-- PROBLEM STATEMENT --
Search the records for "does". Copy every line where it appears.

Dataset entries

------------------------------------

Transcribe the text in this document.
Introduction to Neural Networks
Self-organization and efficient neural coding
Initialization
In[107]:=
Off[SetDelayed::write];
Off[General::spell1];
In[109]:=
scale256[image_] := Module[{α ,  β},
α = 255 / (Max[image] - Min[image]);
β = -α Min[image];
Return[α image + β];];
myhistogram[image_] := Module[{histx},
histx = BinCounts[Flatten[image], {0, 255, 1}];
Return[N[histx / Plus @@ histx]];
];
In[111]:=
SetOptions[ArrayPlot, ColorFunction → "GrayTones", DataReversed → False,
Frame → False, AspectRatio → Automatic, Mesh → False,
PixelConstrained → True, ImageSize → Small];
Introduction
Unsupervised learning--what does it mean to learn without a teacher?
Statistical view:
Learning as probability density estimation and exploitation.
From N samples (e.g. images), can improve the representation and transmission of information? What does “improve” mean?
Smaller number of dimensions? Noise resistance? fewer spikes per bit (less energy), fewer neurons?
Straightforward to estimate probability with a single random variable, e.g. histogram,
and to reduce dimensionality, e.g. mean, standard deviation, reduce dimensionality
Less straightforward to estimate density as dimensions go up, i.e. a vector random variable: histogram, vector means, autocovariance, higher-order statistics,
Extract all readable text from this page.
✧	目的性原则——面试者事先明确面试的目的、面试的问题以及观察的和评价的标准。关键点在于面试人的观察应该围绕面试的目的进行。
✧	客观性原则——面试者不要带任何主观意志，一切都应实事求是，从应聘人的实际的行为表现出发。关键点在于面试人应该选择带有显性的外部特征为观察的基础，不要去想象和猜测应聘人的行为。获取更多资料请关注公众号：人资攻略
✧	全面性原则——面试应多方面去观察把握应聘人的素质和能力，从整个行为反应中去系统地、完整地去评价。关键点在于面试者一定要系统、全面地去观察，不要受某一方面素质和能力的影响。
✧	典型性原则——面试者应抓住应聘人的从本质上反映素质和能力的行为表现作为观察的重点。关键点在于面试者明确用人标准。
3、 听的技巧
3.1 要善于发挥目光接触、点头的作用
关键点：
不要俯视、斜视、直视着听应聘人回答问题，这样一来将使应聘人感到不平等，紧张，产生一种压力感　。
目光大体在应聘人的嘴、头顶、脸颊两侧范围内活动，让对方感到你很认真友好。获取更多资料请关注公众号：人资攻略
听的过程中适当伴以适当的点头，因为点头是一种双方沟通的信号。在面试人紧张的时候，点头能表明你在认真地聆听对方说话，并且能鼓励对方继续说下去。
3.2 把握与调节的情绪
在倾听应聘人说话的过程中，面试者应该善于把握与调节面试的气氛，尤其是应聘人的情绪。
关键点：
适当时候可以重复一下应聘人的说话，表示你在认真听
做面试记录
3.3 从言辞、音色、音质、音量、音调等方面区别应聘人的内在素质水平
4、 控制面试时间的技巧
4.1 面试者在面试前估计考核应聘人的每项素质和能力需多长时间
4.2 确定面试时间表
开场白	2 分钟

------------------------------------

-- THE REPLY --
Unsupervised learning--what does it mean to learn without a teacher?
From N samples (e.g. images), can improve the representation and transmission of information? What does “improve” mean?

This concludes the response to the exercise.